(begin)

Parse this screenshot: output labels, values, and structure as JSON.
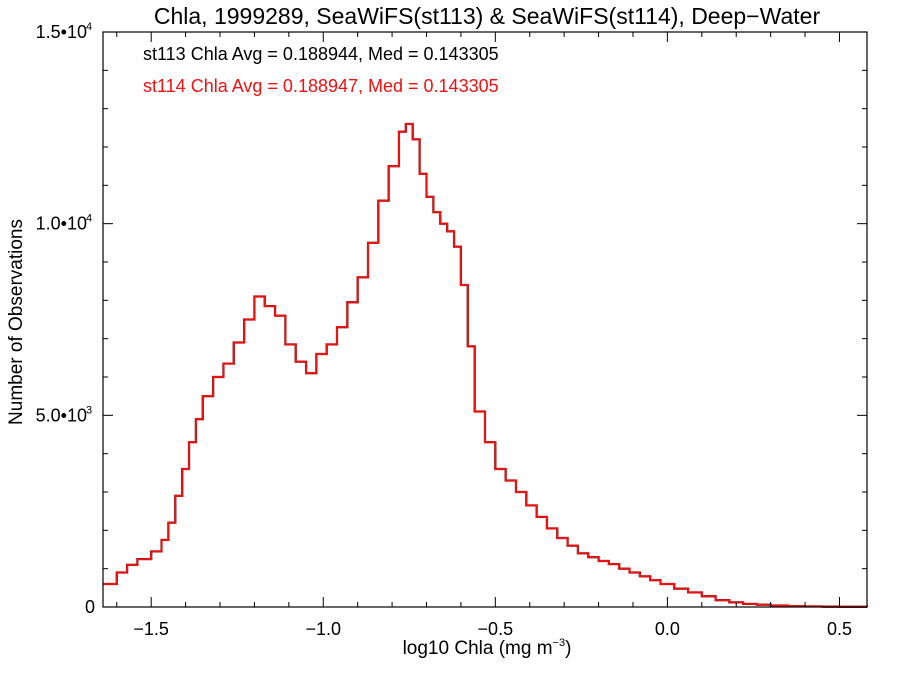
{
  "chart_data": {
    "type": "histogram-step",
    "title": "Chla, 1999289, SeaWiFS(st113) & SeaWiFS(st114), Deep−Water",
    "xlabel": {
      "base": "log10 Chla (mg m",
      "exp": "−3",
      "close": ")"
    },
    "ylabel": "Number of Observations",
    "xlim": [
      -1.64,
      0.58
    ],
    "ylim": [
      0,
      15000
    ],
    "x_ticks": [
      {
        "v": -1.5,
        "label": "−1.5"
      },
      {
        "v": -1.0,
        "label": "−1.0"
      },
      {
        "v": -0.5,
        "label": "−0.5"
      },
      {
        "v": 0.0,
        "label": "0.0"
      },
      {
        "v": 0.5,
        "label": "0.5"
      }
    ],
    "y_ticks": [
      {
        "v": 0,
        "mant": "0",
        "exp": ""
      },
      {
        "v": 5000,
        "mant": "5.0•10",
        "exp": "3"
      },
      {
        "v": 10000,
        "mant": "1.0•10",
        "exp": "4"
      },
      {
        "v": 15000,
        "mant": "1.5•10",
        "exp": "4"
      }
    ],
    "annotations": [
      {
        "text": "st113 Chla Avg = 0.188944, Med = 0.143305",
        "color": "#000000"
      },
      {
        "text": "st114 Chla Avg = 0.188947, Med = 0.143305",
        "color": "#ee1111"
      }
    ],
    "series": [
      {
        "name": "st113",
        "color": "#000000",
        "points": [
          [
            -1.64,
            600
          ],
          [
            -1.6,
            900
          ],
          [
            -1.57,
            1100
          ],
          [
            -1.54,
            1250
          ],
          [
            -1.5,
            1450
          ],
          [
            -1.47,
            1750
          ],
          [
            -1.45,
            2200
          ],
          [
            -1.43,
            2900
          ],
          [
            -1.41,
            3600
          ],
          [
            -1.39,
            4300
          ],
          [
            -1.37,
            4900
          ],
          [
            -1.35,
            5500
          ],
          [
            -1.32,
            6000
          ],
          [
            -1.29,
            6350
          ],
          [
            -1.26,
            6900
          ],
          [
            -1.23,
            7500
          ],
          [
            -1.2,
            8100
          ],
          [
            -1.17,
            7850
          ],
          [
            -1.14,
            7600
          ],
          [
            -1.11,
            6850
          ],
          [
            -1.08,
            6400
          ],
          [
            -1.05,
            6100
          ],
          [
            -1.02,
            6600
          ],
          [
            -0.99,
            6850
          ],
          [
            -0.96,
            7300
          ],
          [
            -0.93,
            7950
          ],
          [
            -0.9,
            8600
          ],
          [
            -0.87,
            9500
          ],
          [
            -0.84,
            10600
          ],
          [
            -0.81,
            11500
          ],
          [
            -0.78,
            12400
          ],
          [
            -0.76,
            12600
          ],
          [
            -0.74,
            12200
          ],
          [
            -0.72,
            11300
          ],
          [
            -0.7,
            10700
          ],
          [
            -0.68,
            10300
          ],
          [
            -0.66,
            10000
          ],
          [
            -0.64,
            9800
          ],
          [
            -0.62,
            9400
          ],
          [
            -0.6,
            8400
          ],
          [
            -0.58,
            6800
          ],
          [
            -0.56,
            5100
          ],
          [
            -0.53,
            4300
          ],
          [
            -0.5,
            3600
          ],
          [
            -0.47,
            3300
          ],
          [
            -0.44,
            3000
          ],
          [
            -0.41,
            2650
          ],
          [
            -0.38,
            2350
          ],
          [
            -0.35,
            2050
          ],
          [
            -0.32,
            1800
          ],
          [
            -0.29,
            1600
          ],
          [
            -0.26,
            1400
          ],
          [
            -0.23,
            1300
          ],
          [
            -0.2,
            1200
          ],
          [
            -0.17,
            1120
          ],
          [
            -0.14,
            1000
          ],
          [
            -0.11,
            900
          ],
          [
            -0.08,
            800
          ],
          [
            -0.05,
            700
          ],
          [
            -0.02,
            600
          ],
          [
            0.02,
            480
          ],
          [
            0.06,
            380
          ],
          [
            0.1,
            280
          ],
          [
            0.14,
            180
          ],
          [
            0.18,
            120
          ],
          [
            0.22,
            80
          ],
          [
            0.26,
            60
          ],
          [
            0.3,
            40
          ],
          [
            0.35,
            25
          ],
          [
            0.4,
            15
          ],
          [
            0.45,
            10
          ],
          [
            0.5,
            5
          ],
          [
            0.58,
            3
          ]
        ]
      },
      {
        "name": "st114",
        "color": "#ee1111",
        "points": [
          [
            -1.64,
            600
          ],
          [
            -1.6,
            900
          ],
          [
            -1.57,
            1100
          ],
          [
            -1.54,
            1250
          ],
          [
            -1.5,
            1450
          ],
          [
            -1.47,
            1750
          ],
          [
            -1.45,
            2200
          ],
          [
            -1.43,
            2900
          ],
          [
            -1.41,
            3600
          ],
          [
            -1.39,
            4300
          ],
          [
            -1.37,
            4900
          ],
          [
            -1.35,
            5500
          ],
          [
            -1.32,
            6000
          ],
          [
            -1.29,
            6350
          ],
          [
            -1.26,
            6900
          ],
          [
            -1.23,
            7500
          ],
          [
            -1.2,
            8100
          ],
          [
            -1.17,
            7850
          ],
          [
            -1.14,
            7600
          ],
          [
            -1.11,
            6850
          ],
          [
            -1.08,
            6400
          ],
          [
            -1.05,
            6100
          ],
          [
            -1.02,
            6600
          ],
          [
            -0.99,
            6850
          ],
          [
            -0.96,
            7300
          ],
          [
            -0.93,
            7950
          ],
          [
            -0.9,
            8600
          ],
          [
            -0.87,
            9500
          ],
          [
            -0.84,
            10600
          ],
          [
            -0.81,
            11500
          ],
          [
            -0.78,
            12400
          ],
          [
            -0.76,
            12600
          ],
          [
            -0.74,
            12200
          ],
          [
            -0.72,
            11300
          ],
          [
            -0.7,
            10700
          ],
          [
            -0.68,
            10300
          ],
          [
            -0.66,
            10000
          ],
          [
            -0.64,
            9800
          ],
          [
            -0.62,
            9400
          ],
          [
            -0.6,
            8400
          ],
          [
            -0.58,
            6800
          ],
          [
            -0.56,
            5100
          ],
          [
            -0.53,
            4300
          ],
          [
            -0.5,
            3600
          ],
          [
            -0.47,
            3300
          ],
          [
            -0.44,
            3000
          ],
          [
            -0.41,
            2650
          ],
          [
            -0.38,
            2350
          ],
          [
            -0.35,
            2050
          ],
          [
            -0.32,
            1800
          ],
          [
            -0.29,
            1600
          ],
          [
            -0.26,
            1400
          ],
          [
            -0.23,
            1300
          ],
          [
            -0.2,
            1200
          ],
          [
            -0.17,
            1120
          ],
          [
            -0.14,
            1000
          ],
          [
            -0.11,
            900
          ],
          [
            -0.08,
            800
          ],
          [
            -0.05,
            700
          ],
          [
            -0.02,
            600
          ],
          [
            0.02,
            480
          ],
          [
            0.06,
            380
          ],
          [
            0.1,
            280
          ],
          [
            0.14,
            180
          ],
          [
            0.18,
            120
          ],
          [
            0.22,
            80
          ],
          [
            0.26,
            60
          ],
          [
            0.3,
            40
          ],
          [
            0.35,
            25
          ],
          [
            0.4,
            15
          ],
          [
            0.45,
            10
          ],
          [
            0.5,
            5
          ],
          [
            0.58,
            3
          ]
        ]
      }
    ]
  }
}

(end)

**Task requirements**
Leave out all images, then reproduce the entries above exactly.

**Solution for this problem**
Parse this screenshot: output labels, values, and structure as JSON.
{
  "chart_data": {
    "type": "histogram-step",
    "title": "Chla, 1999289, SeaWiFS(st113) & SeaWiFS(st114), Deep−Water",
    "xlabel": {
      "base": "log10 Chla (mg m",
      "exp": "−3",
      "close": ")"
    },
    "ylabel": "Number of Observations",
    "xlim": [
      -1.64,
      0.58
    ],
    "ylim": [
      0,
      15000
    ],
    "x_ticks": [
      {
        "v": -1.5,
        "label": "−1.5"
      },
      {
        "v": -1.0,
        "label": "−1.0"
      },
      {
        "v": -0.5,
        "label": "−0.5"
      },
      {
        "v": 0.0,
        "label": "0.0"
      },
      {
        "v": 0.5,
        "label": "0.5"
      }
    ],
    "y_ticks": [
      {
        "v": 0,
        "mant": "0",
        "exp": ""
      },
      {
        "v": 5000,
        "mant": "5.0•10",
        "exp": "3"
      },
      {
        "v": 10000,
        "mant": "1.0•10",
        "exp": "4"
      },
      {
        "v": 15000,
        "mant": "1.5•10",
        "exp": "4"
      }
    ],
    "annotations": [
      {
        "text": "st113 Chla Avg = 0.188944, Med = 0.143305",
        "color": "#000000"
      },
      {
        "text": "st114 Chla Avg = 0.188947, Med = 0.143305",
        "color": "#ee1111"
      }
    ],
    "series": [
      {
        "name": "st113",
        "color": "#000000",
        "points": [
          [
            -1.64,
            600
          ],
          [
            -1.6,
            900
          ],
          [
            -1.57,
            1100
          ],
          [
            -1.54,
            1250
          ],
          [
            -1.5,
            1450
          ],
          [
            -1.47,
            1750
          ],
          [
            -1.45,
            2200
          ],
          [
            -1.43,
            2900
          ],
          [
            -1.41,
            3600
          ],
          [
            -1.39,
            4300
          ],
          [
            -1.37,
            4900
          ],
          [
            -1.35,
            5500
          ],
          [
            -1.32,
            6000
          ],
          [
            -1.29,
            6350
          ],
          [
            -1.26,
            6900
          ],
          [
            -1.23,
            7500
          ],
          [
            -1.2,
            8100
          ],
          [
            -1.17,
            7850
          ],
          [
            -1.14,
            7600
          ],
          [
            -1.11,
            6850
          ],
          [
            -1.08,
            6400
          ],
          [
            -1.05,
            6100
          ],
          [
            -1.02,
            6600
          ],
          [
            -0.99,
            6850
          ],
          [
            -0.96,
            7300
          ],
          [
            -0.93,
            7950
          ],
          [
            -0.9,
            8600
          ],
          [
            -0.87,
            9500
          ],
          [
            -0.84,
            10600
          ],
          [
            -0.81,
            11500
          ],
          [
            -0.78,
            12400
          ],
          [
            -0.76,
            12600
          ],
          [
            -0.74,
            12200
          ],
          [
            -0.72,
            11300
          ],
          [
            -0.7,
            10700
          ],
          [
            -0.68,
            10300
          ],
          [
            -0.66,
            10000
          ],
          [
            -0.64,
            9800
          ],
          [
            -0.62,
            9400
          ],
          [
            -0.6,
            8400
          ],
          [
            -0.58,
            6800
          ],
          [
            -0.56,
            5100
          ],
          [
            -0.53,
            4300
          ],
          [
            -0.5,
            3600
          ],
          [
            -0.47,
            3300
          ],
          [
            -0.44,
            3000
          ],
          [
            -0.41,
            2650
          ],
          [
            -0.38,
            2350
          ],
          [
            -0.35,
            2050
          ],
          [
            -0.32,
            1800
          ],
          [
            -0.29,
            1600
          ],
          [
            -0.26,
            1400
          ],
          [
            -0.23,
            1300
          ],
          [
            -0.2,
            1200
          ],
          [
            -0.17,
            1120
          ],
          [
            -0.14,
            1000
          ],
          [
            -0.11,
            900
          ],
          [
            -0.08,
            800
          ],
          [
            -0.05,
            700
          ],
          [
            -0.02,
            600
          ],
          [
            0.02,
            480
          ],
          [
            0.06,
            380
          ],
          [
            0.1,
            280
          ],
          [
            0.14,
            180
          ],
          [
            0.18,
            120
          ],
          [
            0.22,
            80
          ],
          [
            0.26,
            60
          ],
          [
            0.3,
            40
          ],
          [
            0.35,
            25
          ],
          [
            0.4,
            15
          ],
          [
            0.45,
            10
          ],
          [
            0.5,
            5
          ],
          [
            0.58,
            3
          ]
        ]
      },
      {
        "name": "st114",
        "color": "#ee1111",
        "points": [
          [
            -1.64,
            600
          ],
          [
            -1.6,
            900
          ],
          [
            -1.57,
            1100
          ],
          [
            -1.54,
            1250
          ],
          [
            -1.5,
            1450
          ],
          [
            -1.47,
            1750
          ],
          [
            -1.45,
            2200
          ],
          [
            -1.43,
            2900
          ],
          [
            -1.41,
            3600
          ],
          [
            -1.39,
            4300
          ],
          [
            -1.37,
            4900
          ],
          [
            -1.35,
            5500
          ],
          [
            -1.32,
            6000
          ],
          [
            -1.29,
            6350
          ],
          [
            -1.26,
            6900
          ],
          [
            -1.23,
            7500
          ],
          [
            -1.2,
            8100
          ],
          [
            -1.17,
            7850
          ],
          [
            -1.14,
            7600
          ],
          [
            -1.11,
            6850
          ],
          [
            -1.08,
            6400
          ],
          [
            -1.05,
            6100
          ],
          [
            -1.02,
            6600
          ],
          [
            -0.99,
            6850
          ],
          [
            -0.96,
            7300
          ],
          [
            -0.93,
            7950
          ],
          [
            -0.9,
            8600
          ],
          [
            -0.87,
            9500
          ],
          [
            -0.84,
            10600
          ],
          [
            -0.81,
            11500
          ],
          [
            -0.78,
            12400
          ],
          [
            -0.76,
            12600
          ],
          [
            -0.74,
            12200
          ],
          [
            -0.72,
            11300
          ],
          [
            -0.7,
            10700
          ],
          [
            -0.68,
            10300
          ],
          [
            -0.66,
            10000
          ],
          [
            -0.64,
            9800
          ],
          [
            -0.62,
            9400
          ],
          [
            -0.6,
            8400
          ],
          [
            -0.58,
            6800
          ],
          [
            -0.56,
            5100
          ],
          [
            -0.53,
            4300
          ],
          [
            -0.5,
            3600
          ],
          [
            -0.47,
            3300
          ],
          [
            -0.44,
            3000
          ],
          [
            -0.41,
            2650
          ],
          [
            -0.38,
            2350
          ],
          [
            -0.35,
            2050
          ],
          [
            -0.32,
            1800
          ],
          [
            -0.29,
            1600
          ],
          [
            -0.26,
            1400
          ],
          [
            -0.23,
            1300
          ],
          [
            -0.2,
            1200
          ],
          [
            -0.17,
            1120
          ],
          [
            -0.14,
            1000
          ],
          [
            -0.11,
            900
          ],
          [
            -0.08,
            800
          ],
          [
            -0.05,
            700
          ],
          [
            -0.02,
            600
          ],
          [
            0.02,
            480
          ],
          [
            0.06,
            380
          ],
          [
            0.1,
            280
          ],
          [
            0.14,
            180
          ],
          [
            0.18,
            120
          ],
          [
            0.22,
            80
          ],
          [
            0.26,
            60
          ],
          [
            0.3,
            40
          ],
          [
            0.35,
            25
          ],
          [
            0.4,
            15
          ],
          [
            0.45,
            10
          ],
          [
            0.5,
            5
          ],
          [
            0.58,
            3
          ]
        ]
      }
    ]
  }
}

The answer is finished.